#### [CHALLENGE]
Without the images, output each record below as it stands.

#### [STORED RECORDS]
● ● ●

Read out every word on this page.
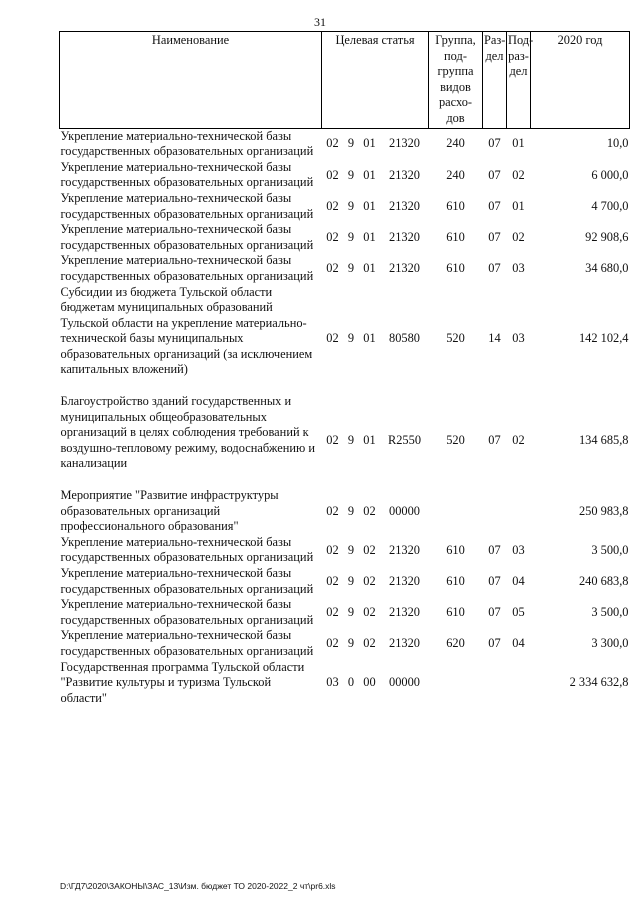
31
Наименование	Целевая статья				Группа, под-группа видов расхо-дов	Раз-дел	Под-раз-дел	2020 год
Укрепление материально-технической базы государственных образовательных организаций	02	9	01	21320	240	07	01	10,0
Укрепление материально-технической базы государственных образовательных организаций	02	9	01	21320	240	07	02	6 000,0
Укрепление материально-технической базы государственных образовательных организаций	02	9	01	21320	610	07	01	4 700,0
Укрепление материально-технической базы государственных образовательных организаций	02	9	01	21320	610	07	02	92 908,6
Укрепление материально-технической базы государственных образовательных организаций	02	9	01	21320	610	07	03	34 680,0
Субсидии из бюджета Тульской области бюджетам муниципальных образований Тульской области на укрепление материально-технической базы муниципальных образовательных организаций (за исключением капитальных вложений)	02	9	01	80580	520	14	03	142 102,4
Благоустройство зданий государственных и муниципальных общеобразовательных организаций в целях соблюдения требований к воздушно-тепловому режиму, водоснабжению и канализации	02	9	01	R2550	520	07	02	134 685,8
Мероприятие "Развитие инфраструктуры образовательных организаций профессионального образования"	02	9	02	00000				250 983,8
Укрепление материально-технической базы государственных образовательных организаций	02	9	02	21320	610	07	03	3 500,0
Укрепление материально-технической базы государственных образовательных организаций	02	9	02	21320	610	07	04	240 683,8
Укрепление материально-технической базы государственных образовательных организаций	02	9	02	21320	610	07	05	3 500,0
Укрепление материально-технической базы государственных образовательных организаций	02	9	02	21320	620	07	04	3 300,0
Государственная программа Тульской области "Развитие культуры и туризма Тульской области"	03	0	00	00000				2 334 632,8
D:\ГД7\2020\ЗАКОНЫ\ЗАС_13\Изм. бюджет ТО 2020-2022_2 чт\pr6.xls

● ● ●

#### [RESULT BELOW]
Read out every word on this page.
31
Наименование	Целевая статья				Группа, под-группа видов расхо-дов	Раз-дел	Под-раз-дел	2020 год
Укрепление материально-технической базы государственных образовательных организаций	02	9	01	21320	240	07	01	10,0
Укрепление материально-технической базы государственных образовательных организаций	02	9	01	21320	240	07	02	6 000,0
Укрепление материально-технической базы государственных образовательных организаций	02	9	01	21320	610	07	01	4 700,0
Укрепление материально-технической базы государственных образовательных организаций	02	9	01	21320	610	07	02	92 908,6
Укрепление материально-технической базы государственных образовательных организаций	02	9	01	21320	610	07	03	34 680,0
Субсидии из бюджета Тульской области бюджетам муниципальных образований Тульской области на укрепление материально-технической базы муниципальных образовательных организаций (за исключением капитальных вложений)	02	9	01	80580	520	14	03	142 102,4
Благоустройство зданий государственных и муниципальных общеобразовательных организаций в целях соблюдения требований к воздушно-тепловому режиму, водоснабжению и канализации	02	9	01	R2550	520	07	02	134 685,8
Мероприятие "Развитие инфраструктуры образовательных организаций профессионального образования"	02	9	02	00000				250 983,8
Укрепление материально-технической базы государственных образовательных организаций	02	9	02	21320	610	07	03	3 500,0
Укрепление материально-технической базы государственных образовательных организаций	02	9	02	21320	610	07	04	240 683,8
Укрепление материально-технической базы государственных образовательных организаций	02	9	02	21320	610	07	05	3 500,0
Укрепление материально-технической базы государственных образовательных организаций	02	9	02	21320	620	07	04	3 300,0
Государственная программа Тульской области "Развитие культуры и туризма Тульской области"	03	0	00	00000				2 334 632,8
D:\ГД7\2020\ЗАКОНЫ\ЗАС_13\Изм. бюджет ТО 2020-2022_2 чт\pr6.xls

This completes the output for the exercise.